Reproduce each line from the records that holds "your".

**Dataset items**.
** BEGIN **
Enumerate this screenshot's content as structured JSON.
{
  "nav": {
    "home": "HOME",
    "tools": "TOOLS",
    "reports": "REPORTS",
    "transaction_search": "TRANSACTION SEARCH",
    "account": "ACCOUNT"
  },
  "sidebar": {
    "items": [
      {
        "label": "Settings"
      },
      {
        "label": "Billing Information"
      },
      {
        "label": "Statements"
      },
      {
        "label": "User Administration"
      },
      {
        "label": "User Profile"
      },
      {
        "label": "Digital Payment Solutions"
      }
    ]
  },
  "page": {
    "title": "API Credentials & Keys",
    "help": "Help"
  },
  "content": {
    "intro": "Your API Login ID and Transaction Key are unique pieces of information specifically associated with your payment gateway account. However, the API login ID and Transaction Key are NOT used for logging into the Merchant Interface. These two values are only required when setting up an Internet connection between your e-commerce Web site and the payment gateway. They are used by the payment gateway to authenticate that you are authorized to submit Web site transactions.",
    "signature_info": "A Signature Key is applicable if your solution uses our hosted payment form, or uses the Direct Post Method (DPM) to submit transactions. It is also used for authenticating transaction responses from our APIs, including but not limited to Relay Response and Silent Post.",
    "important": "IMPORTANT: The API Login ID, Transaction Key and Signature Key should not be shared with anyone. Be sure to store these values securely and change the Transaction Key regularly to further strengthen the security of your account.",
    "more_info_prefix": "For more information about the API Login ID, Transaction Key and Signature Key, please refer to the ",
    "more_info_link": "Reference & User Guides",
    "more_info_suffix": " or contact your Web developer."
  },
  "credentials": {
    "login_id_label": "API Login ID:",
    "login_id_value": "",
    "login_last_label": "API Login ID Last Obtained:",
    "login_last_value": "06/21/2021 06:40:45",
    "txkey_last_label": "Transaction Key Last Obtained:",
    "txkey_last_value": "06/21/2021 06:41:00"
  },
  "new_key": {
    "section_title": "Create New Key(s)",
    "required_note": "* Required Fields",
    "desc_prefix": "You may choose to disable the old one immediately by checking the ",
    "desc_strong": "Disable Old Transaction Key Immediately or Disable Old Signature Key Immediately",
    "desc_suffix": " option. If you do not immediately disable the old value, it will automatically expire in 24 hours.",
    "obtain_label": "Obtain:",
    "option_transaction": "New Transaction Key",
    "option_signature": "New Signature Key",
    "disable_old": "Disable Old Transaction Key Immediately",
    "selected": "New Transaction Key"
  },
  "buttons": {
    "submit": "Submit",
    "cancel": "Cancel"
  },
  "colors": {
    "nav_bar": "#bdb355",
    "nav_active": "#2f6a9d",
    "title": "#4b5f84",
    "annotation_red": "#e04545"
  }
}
** END **
**RESPONSE BELOW**.
    "intro": "Your API Login ID and Transaction Key are unique pieces of information specifically associated with your payment gateway account. However, the API login ID and Transaction Key are NOT used for logging into the Merchant Interface. These two values are only required when setting up an Internet connection between your e-commerce Web site and the payment gateway. They are used by the payment gateway to authenticate that you are authorized to submit Web site transactions.",
    "signature_info": "A Signature Key is applicable if your solution uses our hosted payment form, or uses the Direct Post Method (DPM) to submit transactions. It is also used for authenticating transaction responses from our APIs, including but not limited to Relay Response and Silent Post.",
    "important": "IMPORTANT: The API Login ID, Transaction Key and Signature Key should not be shared with anyone. Be sure to store these values securely and change the Transaction Key regularly to further strengthen the security of your account.",
    "more_info_suffix": " or contact your Web developer."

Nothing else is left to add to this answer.